▼

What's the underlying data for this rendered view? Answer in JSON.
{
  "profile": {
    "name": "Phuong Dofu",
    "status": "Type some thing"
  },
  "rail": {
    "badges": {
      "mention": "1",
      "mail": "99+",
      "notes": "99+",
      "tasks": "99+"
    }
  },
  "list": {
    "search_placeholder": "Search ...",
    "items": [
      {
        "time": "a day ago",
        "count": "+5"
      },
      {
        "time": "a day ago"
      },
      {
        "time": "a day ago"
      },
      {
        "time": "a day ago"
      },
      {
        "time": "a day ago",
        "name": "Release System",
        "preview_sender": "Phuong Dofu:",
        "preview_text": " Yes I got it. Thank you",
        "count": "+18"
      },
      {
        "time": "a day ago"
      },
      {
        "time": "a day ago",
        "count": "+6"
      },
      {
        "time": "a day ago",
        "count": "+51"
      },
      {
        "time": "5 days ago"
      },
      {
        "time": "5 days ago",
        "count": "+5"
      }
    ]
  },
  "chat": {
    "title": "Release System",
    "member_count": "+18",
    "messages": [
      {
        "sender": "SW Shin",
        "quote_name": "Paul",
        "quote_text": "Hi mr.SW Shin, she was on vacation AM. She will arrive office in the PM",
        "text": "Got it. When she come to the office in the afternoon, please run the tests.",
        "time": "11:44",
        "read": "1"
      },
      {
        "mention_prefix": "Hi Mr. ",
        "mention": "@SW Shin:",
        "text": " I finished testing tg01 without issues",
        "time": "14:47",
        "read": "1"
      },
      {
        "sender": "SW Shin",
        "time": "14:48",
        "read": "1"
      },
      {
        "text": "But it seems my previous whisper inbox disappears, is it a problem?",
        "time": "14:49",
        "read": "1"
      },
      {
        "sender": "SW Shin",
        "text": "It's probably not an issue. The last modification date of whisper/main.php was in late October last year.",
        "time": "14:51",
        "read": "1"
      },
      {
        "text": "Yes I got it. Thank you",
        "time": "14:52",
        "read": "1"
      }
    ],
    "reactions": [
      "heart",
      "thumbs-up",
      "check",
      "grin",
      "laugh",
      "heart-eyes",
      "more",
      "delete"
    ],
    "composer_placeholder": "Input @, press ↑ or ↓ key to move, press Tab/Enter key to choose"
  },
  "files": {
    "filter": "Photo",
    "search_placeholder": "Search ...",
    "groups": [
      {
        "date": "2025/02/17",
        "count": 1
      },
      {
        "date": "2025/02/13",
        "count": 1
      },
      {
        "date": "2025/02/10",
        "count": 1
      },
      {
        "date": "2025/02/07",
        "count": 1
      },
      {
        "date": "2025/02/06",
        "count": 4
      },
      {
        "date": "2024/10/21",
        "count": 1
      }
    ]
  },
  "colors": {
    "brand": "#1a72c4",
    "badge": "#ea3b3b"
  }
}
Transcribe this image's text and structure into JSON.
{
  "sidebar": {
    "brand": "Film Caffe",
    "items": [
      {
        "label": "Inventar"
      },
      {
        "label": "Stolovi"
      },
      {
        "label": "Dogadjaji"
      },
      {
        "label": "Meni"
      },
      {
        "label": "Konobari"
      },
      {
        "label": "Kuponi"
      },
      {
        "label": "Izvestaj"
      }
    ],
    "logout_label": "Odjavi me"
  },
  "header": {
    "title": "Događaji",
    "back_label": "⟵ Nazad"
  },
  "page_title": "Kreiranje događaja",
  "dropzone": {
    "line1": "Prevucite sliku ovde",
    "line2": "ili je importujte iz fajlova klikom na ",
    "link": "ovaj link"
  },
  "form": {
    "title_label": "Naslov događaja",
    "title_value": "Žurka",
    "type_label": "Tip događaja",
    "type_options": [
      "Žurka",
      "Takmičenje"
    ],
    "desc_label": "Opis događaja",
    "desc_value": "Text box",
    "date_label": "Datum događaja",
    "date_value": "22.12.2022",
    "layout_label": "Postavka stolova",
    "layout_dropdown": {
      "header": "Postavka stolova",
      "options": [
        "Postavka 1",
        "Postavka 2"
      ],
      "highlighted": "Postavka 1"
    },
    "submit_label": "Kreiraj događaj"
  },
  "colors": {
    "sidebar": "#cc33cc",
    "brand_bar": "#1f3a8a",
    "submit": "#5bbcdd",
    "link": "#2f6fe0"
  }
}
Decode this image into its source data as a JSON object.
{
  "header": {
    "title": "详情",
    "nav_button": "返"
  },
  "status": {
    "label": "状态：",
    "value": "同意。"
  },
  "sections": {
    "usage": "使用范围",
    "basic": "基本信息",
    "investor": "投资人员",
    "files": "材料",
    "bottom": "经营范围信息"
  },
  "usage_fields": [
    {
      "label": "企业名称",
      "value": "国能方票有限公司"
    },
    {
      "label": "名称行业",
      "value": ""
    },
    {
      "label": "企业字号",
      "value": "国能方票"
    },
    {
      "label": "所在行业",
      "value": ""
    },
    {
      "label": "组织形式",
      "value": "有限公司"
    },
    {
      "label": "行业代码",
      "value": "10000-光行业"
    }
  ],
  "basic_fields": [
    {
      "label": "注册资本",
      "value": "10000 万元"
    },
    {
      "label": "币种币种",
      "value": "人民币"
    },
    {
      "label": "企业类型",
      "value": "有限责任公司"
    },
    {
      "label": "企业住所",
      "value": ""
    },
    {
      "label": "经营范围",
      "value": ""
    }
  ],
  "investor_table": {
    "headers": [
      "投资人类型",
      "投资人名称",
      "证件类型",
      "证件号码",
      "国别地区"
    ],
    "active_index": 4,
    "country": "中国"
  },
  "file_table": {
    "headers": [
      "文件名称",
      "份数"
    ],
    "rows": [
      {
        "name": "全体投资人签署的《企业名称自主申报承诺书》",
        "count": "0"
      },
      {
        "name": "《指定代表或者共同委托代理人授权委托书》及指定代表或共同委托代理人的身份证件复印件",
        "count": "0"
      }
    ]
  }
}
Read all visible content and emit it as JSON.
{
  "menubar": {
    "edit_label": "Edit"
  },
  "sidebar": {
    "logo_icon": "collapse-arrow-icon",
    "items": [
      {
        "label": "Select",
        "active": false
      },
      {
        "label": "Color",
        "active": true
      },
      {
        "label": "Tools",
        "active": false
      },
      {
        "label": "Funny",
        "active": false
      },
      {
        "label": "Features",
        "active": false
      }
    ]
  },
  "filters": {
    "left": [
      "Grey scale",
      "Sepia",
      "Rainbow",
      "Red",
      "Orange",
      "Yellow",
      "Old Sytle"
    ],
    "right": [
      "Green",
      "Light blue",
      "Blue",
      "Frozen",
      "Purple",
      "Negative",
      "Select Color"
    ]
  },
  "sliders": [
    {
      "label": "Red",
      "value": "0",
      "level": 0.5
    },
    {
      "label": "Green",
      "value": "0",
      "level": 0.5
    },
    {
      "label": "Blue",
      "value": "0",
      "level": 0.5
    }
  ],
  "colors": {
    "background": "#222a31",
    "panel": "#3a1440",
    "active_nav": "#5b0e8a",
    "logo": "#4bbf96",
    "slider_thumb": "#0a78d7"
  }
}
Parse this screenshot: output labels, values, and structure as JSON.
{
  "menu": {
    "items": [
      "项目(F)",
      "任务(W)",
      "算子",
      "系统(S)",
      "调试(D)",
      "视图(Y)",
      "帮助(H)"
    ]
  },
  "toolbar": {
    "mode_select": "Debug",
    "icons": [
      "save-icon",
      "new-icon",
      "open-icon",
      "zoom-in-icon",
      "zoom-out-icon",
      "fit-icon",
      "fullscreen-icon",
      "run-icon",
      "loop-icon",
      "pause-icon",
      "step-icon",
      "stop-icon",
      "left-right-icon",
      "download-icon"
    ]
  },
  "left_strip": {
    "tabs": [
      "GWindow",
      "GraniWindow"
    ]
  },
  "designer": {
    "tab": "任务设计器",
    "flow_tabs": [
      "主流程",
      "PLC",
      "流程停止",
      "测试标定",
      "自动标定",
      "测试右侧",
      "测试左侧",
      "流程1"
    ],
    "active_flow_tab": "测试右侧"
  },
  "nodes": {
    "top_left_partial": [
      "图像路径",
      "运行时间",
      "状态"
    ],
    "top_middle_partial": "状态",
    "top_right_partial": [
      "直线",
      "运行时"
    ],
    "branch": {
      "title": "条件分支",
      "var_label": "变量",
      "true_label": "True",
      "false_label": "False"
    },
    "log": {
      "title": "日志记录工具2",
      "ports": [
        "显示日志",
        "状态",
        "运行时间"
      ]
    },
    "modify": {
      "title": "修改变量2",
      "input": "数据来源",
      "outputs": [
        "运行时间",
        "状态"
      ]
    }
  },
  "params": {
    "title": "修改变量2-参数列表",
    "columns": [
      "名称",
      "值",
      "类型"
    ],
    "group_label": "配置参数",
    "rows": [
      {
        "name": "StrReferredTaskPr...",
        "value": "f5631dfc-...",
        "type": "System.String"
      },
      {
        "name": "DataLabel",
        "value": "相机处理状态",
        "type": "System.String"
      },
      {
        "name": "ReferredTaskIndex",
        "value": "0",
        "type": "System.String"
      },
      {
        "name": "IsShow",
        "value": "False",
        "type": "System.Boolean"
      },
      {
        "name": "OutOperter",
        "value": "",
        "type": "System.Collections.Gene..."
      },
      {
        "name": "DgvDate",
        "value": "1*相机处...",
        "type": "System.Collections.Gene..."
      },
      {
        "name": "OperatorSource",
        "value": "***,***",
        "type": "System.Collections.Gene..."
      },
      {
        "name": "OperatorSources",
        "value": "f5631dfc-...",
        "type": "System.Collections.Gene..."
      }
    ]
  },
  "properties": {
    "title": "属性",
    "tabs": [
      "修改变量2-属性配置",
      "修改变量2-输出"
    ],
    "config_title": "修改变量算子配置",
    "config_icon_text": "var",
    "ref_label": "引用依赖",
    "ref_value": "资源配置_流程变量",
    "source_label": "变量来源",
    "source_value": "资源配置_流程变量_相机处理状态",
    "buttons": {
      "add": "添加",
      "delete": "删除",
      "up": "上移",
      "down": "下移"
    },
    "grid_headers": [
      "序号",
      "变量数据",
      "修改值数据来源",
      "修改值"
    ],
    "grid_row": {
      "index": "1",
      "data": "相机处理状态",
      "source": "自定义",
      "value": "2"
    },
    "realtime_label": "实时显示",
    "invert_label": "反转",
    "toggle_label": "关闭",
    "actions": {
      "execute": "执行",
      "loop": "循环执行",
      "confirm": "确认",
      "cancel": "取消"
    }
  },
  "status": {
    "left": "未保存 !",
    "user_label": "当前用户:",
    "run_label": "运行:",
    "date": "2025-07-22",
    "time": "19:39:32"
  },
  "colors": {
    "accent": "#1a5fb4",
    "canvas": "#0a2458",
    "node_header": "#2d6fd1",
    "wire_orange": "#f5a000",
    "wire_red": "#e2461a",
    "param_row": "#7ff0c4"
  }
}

▲

Description of the task = Show all lines in the entries above where the word "stolova" appears.

Result below =
    "layout_label": "Postavka stolova",
      "header": "Postavka stolova",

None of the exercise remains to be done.